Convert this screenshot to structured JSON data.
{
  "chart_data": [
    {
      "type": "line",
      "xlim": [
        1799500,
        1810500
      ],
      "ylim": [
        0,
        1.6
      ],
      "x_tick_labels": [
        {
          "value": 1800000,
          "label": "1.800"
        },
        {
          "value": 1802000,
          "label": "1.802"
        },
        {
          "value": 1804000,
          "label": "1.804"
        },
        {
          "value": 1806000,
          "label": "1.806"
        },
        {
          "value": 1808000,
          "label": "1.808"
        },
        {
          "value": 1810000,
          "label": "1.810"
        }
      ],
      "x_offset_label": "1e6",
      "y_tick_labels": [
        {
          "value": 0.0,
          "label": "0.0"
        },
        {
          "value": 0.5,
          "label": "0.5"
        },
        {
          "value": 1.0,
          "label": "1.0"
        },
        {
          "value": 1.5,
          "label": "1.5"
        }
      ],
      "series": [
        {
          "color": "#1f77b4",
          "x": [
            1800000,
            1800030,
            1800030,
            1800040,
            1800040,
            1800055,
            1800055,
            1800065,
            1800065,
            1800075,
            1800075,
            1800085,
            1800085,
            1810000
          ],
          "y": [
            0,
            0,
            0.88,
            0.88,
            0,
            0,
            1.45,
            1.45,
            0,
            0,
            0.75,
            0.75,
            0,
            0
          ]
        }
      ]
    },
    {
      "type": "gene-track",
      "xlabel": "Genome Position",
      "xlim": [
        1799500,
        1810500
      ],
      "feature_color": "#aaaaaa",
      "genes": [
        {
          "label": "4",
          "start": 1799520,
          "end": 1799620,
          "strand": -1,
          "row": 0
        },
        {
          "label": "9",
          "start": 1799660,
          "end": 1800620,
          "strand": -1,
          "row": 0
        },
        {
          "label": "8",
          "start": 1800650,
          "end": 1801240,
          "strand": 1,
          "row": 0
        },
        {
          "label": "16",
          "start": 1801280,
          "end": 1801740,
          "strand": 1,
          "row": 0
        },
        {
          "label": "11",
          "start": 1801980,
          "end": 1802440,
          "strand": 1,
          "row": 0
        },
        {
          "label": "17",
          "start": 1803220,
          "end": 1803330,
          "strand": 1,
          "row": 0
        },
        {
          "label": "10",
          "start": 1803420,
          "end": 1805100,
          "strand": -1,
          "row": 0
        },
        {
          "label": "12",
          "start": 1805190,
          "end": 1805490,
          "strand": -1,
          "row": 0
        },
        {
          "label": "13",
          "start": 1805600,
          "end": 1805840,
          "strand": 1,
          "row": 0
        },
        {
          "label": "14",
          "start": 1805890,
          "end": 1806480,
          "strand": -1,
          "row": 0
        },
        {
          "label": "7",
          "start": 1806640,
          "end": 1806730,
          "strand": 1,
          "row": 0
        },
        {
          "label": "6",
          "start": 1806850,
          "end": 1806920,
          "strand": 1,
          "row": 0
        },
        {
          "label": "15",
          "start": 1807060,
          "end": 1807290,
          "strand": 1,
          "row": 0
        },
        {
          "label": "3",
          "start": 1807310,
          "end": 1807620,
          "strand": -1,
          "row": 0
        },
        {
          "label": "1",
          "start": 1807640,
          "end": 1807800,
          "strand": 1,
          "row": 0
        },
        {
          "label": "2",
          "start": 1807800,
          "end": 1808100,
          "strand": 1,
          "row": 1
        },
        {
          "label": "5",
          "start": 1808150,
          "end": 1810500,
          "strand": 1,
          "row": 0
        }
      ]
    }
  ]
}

> **Task objective**: Would you copy out all the entries above without changing a single character?

> **Problem solution**:
Convert this screenshot to structured JSON data.
{
  "chart_data": [
    {
      "type": "line",
      "xlim": [
        1799500,
        1810500
      ],
      "ylim": [
        0,
        1.6
      ],
      "x_tick_labels": [
        {
          "value": 1800000,
          "label": "1.800"
        },
        {
          "value": 1802000,
          "label": "1.802"
        },
        {
          "value": 1804000,
          "label": "1.804"
        },
        {
          "value": 1806000,
          "label": "1.806"
        },
        {
          "value": 1808000,
          "label": "1.808"
        },
        {
          "value": 1810000,
          "label": "1.810"
        }
      ],
      "x_offset_label": "1e6",
      "y_tick_labels": [
        {
          "value": 0.0,
          "label": "0.0"
        },
        {
          "value": 0.5,
          "label": "0.5"
        },
        {
          "value": 1.0,
          "label": "1.0"
        },
        {
          "value": 1.5,
          "label": "1.5"
        }
      ],
      "series": [
        {
          "color": "#1f77b4",
          "x": [
            1800000,
            1800030,
            1800030,
            1800040,
            1800040,
            1800055,
            1800055,
            1800065,
            1800065,
            1800075,
            1800075,
            1800085,
            1800085,
            1810000
          ],
          "y": [
            0,
            0,
            0.88,
            0.88,
            0,
            0,
            1.45,
            1.45,
            0,
            0,
            0.75,
            0.75,
            0,
            0
          ]
        }
      ]
    },
    {
      "type": "gene-track",
      "xlabel": "Genome Position",
      "xlim": [
        1799500,
        1810500
      ],
      "feature_color": "#aaaaaa",
      "genes": [
        {
          "label": "4",
          "start": 1799520,
          "end": 1799620,
          "strand": -1,
          "row": 0
        },
        {
          "label": "9",
          "start": 1799660,
          "end": 1800620,
          "strand": -1,
          "row": 0
        },
        {
          "label": "8",
          "start": 1800650,
          "end": 1801240,
          "strand": 1,
          "row": 0
        },
        {
          "label": "16",
          "start": 1801280,
          "end": 1801740,
          "strand": 1,
          "row": 0
        },
        {
          "label": "11",
          "start": 1801980,
          "end": 1802440,
          "strand": 1,
          "row": 0
        },
        {
          "label": "17",
          "start": 1803220,
          "end": 1803330,
          "strand": 1,
          "row": 0
        },
        {
          "label": "10",
          "start": 1803420,
          "end": 1805100,
          "strand": -1,
          "row": 0
        },
        {
          "label": "12",
          "start": 1805190,
          "end": 1805490,
          "strand": -1,
          "row": 0
        },
        {
          "label": "13",
          "start": 1805600,
          "end": 1805840,
          "strand": 1,
          "row": 0
        },
        {
          "label": "14",
          "start": 1805890,
          "end": 1806480,
          "strand": -1,
          "row": 0
        },
        {
          "label": "7",
          "start": 1806640,
          "end": 1806730,
          "strand": 1,
          "row": 0
        },
        {
          "label": "6",
          "start": 1806850,
          "end": 1806920,
          "strand": 1,
          "row": 0
        },
        {
          "label": "15",
          "start": 1807060,
          "end": 1807290,
          "strand": 1,
          "row": 0
        },
        {
          "label": "3",
          "start": 1807310,
          "end": 1807620,
          "strand": -1,
          "row": 0
        },
        {
          "label": "1",
          "start": 1807640,
          "end": 1807800,
          "strand": 1,
          "row": 0
        },
        {
          "label": "2",
          "start": 1807800,
          "end": 1808100,
          "strand": 1,
          "row": 1
        },
        {
          "label": "5",
          "start": 1808150,
          "end": 1810500,
          "strand": 1,
          "row": 0
        }
      ]
    }
  ]
}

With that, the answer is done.